The input:
+-------+
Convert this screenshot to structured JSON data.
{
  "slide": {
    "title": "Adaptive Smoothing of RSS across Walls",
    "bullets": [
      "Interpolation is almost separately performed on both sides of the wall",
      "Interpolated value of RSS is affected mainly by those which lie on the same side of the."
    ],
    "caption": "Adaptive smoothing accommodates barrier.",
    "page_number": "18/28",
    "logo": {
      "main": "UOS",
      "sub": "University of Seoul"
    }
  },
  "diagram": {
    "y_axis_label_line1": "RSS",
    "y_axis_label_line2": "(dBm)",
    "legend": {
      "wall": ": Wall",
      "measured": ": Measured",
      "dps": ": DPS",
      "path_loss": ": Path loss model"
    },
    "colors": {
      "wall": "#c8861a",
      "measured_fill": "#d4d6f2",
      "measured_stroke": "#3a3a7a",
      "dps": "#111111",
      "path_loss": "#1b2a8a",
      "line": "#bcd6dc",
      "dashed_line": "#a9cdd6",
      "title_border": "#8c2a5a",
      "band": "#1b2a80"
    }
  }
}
+-------+
Direction:
Reproduce the records in full, exactly as written.

Task output:
Convert this screenshot to structured JSON data.
{
  "slide": {
    "title": "Adaptive Smoothing of RSS across Walls",
    "bullets": [
      "Interpolation is almost separately performed on both sides of the wall",
      "Interpolated value of RSS is affected mainly by those which lie on the same side of the."
    ],
    "caption": "Adaptive smoothing accommodates barrier.",
    "page_number": "18/28",
    "logo": {
      "main": "UOS",
      "sub": "University of Seoul"
    }
  },
  "diagram": {
    "y_axis_label_line1": "RSS",
    "y_axis_label_line2": "(dBm)",
    "legend": {
      "wall": ": Wall",
      "measured": ": Measured",
      "dps": ": DPS",
      "path_loss": ": Path loss model"
    },
    "colors": {
      "wall": "#c8861a",
      "measured_fill": "#d4d6f2",
      "measured_stroke": "#3a3a7a",
      "dps": "#111111",
      "path_loss": "#1b2a8a",
      "line": "#bcd6dc",
      "dashed_line": "#a9cdd6",
      "title_border": "#8c2a5a",
      "band": "#1b2a80"
    }
  }
}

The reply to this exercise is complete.